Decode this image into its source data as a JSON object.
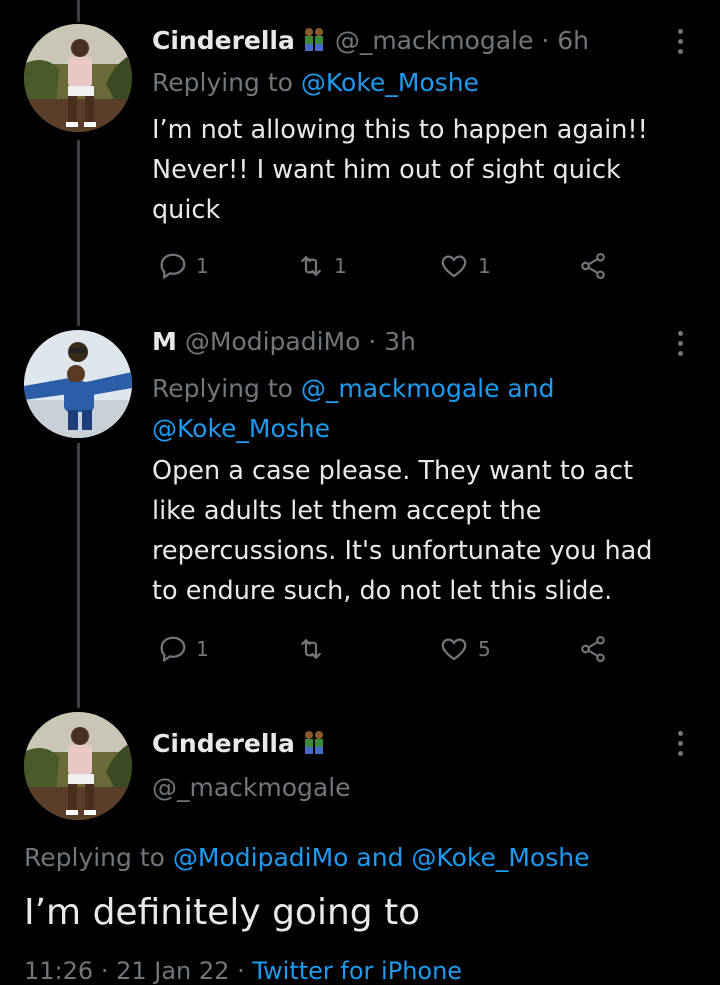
{
  "tweets": [
    {
      "name": "Cinderella",
      "handle": "@_mackmogale",
      "time": "6h",
      "replying_prefix": "Replying to",
      "replying_to": "@Koke_Moshe",
      "text_lines": [
        "I’m not allowing this to happen again!!",
        "Never!! I want him out of sight quick",
        "quick"
      ],
      "replies": "1",
      "retweets": "1",
      "likes": "1"
    },
    {
      "name": "M",
      "handle": "@ModipadiMo",
      "time": "3h",
      "replying_prefix": "Replying to",
      "replying_to_1": "@_mackmogale",
      "replying_and": "and",
      "replying_to_2": "@Koke_Moshe",
      "text_lines": [
        "Open a case please. They want to act",
        "like adults let them accept the",
        "repercussions. It's unfortunate you had",
        "to endure such, do not let this slide."
      ],
      "replies": "1",
      "retweets": "",
      "likes": "5"
    }
  ],
  "main_tweet": {
    "name": "Cinderella",
    "handle": "@_mackmogale",
    "replying_prefix": "Replying to",
    "replying_to_1": "@ModipadiMo",
    "replying_and": "and",
    "replying_to_2": "@Koke_Moshe",
    "text": "I’m definitely going to",
    "time": "11:26",
    "date": "21 Jan 22",
    "source": "Twitter for iPhone"
  },
  "icons": {
    "reply": "reply-icon",
    "retweet": "retweet-icon",
    "like": "heart-icon",
    "share": "share-icon",
    "more": "more-vertical-icon",
    "emoji": "people-holding-hands-emoji"
  },
  "colors": {
    "background": "#000000",
    "text": "#e7e9ea",
    "muted": "#71767b",
    "link": "#1d9bf0"
  }
}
◇ ◇ ◇ ◇
*Directions:* Quote the material exactly. Pictures stay out.

*Full output:*
Decode this image into its source data as a JSON object.
{
  "tweets": [
    {
      "name": "Cinderella",
      "handle": "@_mackmogale",
      "time": "6h",
      "replying_prefix": "Replying to",
      "replying_to": "@Koke_Moshe",
      "text_lines": [
        "I’m not allowing this to happen again!!",
        "Never!! I want him out of sight quick",
        "quick"
      ],
      "replies": "1",
      "retweets": "1",
      "likes": "1"
    },
    {
      "name": "M",
      "handle": "@ModipadiMo",
      "time": "3h",
      "replying_prefix": "Replying to",
      "replying_to_1": "@_mackmogale",
      "replying_and": "and",
      "replying_to_2": "@Koke_Moshe",
      "text_lines": [
        "Open a case please. They want to act",
        "like adults let them accept the",
        "repercussions. It's unfortunate you had",
        "to endure such, do not let this slide."
      ],
      "replies": "1",
      "retweets": "",
      "likes": "5"
    }
  ],
  "main_tweet": {
    "name": "Cinderella",
    "handle": "@_mackmogale",
    "replying_prefix": "Replying to",
    "replying_to_1": "@ModipadiMo",
    "replying_and": "and",
    "replying_to_2": "@Koke_Moshe",
    "text": "I’m definitely going to",
    "time": "11:26",
    "date": "21 Jan 22",
    "source": "Twitter for iPhone"
  },
  "icons": {
    "reply": "reply-icon",
    "retweet": "retweet-icon",
    "like": "heart-icon",
    "share": "share-icon",
    "more": "more-vertical-icon",
    "emoji": "people-holding-hands-emoji"
  },
  "colors": {
    "background": "#000000",
    "text": "#e7e9ea",
    "muted": "#71767b",
    "link": "#1d9bf0"
  }
}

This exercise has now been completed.